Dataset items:

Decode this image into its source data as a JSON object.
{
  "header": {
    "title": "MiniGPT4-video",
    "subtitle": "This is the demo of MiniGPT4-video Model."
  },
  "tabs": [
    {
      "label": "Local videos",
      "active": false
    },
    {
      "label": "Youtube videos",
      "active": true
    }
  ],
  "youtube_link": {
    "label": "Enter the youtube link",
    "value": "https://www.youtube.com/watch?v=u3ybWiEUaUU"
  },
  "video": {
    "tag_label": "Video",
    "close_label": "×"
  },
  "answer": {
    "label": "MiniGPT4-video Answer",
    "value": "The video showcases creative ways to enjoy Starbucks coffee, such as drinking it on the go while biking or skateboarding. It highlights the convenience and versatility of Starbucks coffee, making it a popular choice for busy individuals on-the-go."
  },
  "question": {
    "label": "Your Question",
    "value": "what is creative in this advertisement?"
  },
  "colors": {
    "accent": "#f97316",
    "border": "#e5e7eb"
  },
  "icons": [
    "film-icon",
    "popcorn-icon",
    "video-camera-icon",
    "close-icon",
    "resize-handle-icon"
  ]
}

▸ **Exercise goal**
Once more, set down the full listing, verbatim.

▸ **Output for this exercise**
Decode this image into its source data as a JSON object.
{
  "header": {
    "title": "MiniGPT4-video",
    "subtitle": "This is the demo of MiniGPT4-video Model."
  },
  "tabs": [
    {
      "label": "Local videos",
      "active": false
    },
    {
      "label": "Youtube videos",
      "active": true
    }
  ],
  "youtube_link": {
    "label": "Enter the youtube link",
    "value": "https://www.youtube.com/watch?v=u3ybWiEUaUU"
  },
  "video": {
    "tag_label": "Video",
    "close_label": "×"
  },
  "answer": {
    "label": "MiniGPT4-video Answer",
    "value": "The video showcases creative ways to enjoy Starbucks coffee, such as drinking it on the go while biking or skateboarding. It highlights the convenience and versatility of Starbucks coffee, making it a popular choice for busy individuals on-the-go."
  },
  "question": {
    "label": "Your Question",
    "value": "what is creative in this advertisement?"
  },
  "colors": {
    "accent": "#f97316",
    "border": "#e5e7eb"
  },
  "icons": [
    "film-icon",
    "popcorn-icon",
    "video-camera-icon",
    "close-icon",
    "resize-handle-icon"
  ]
}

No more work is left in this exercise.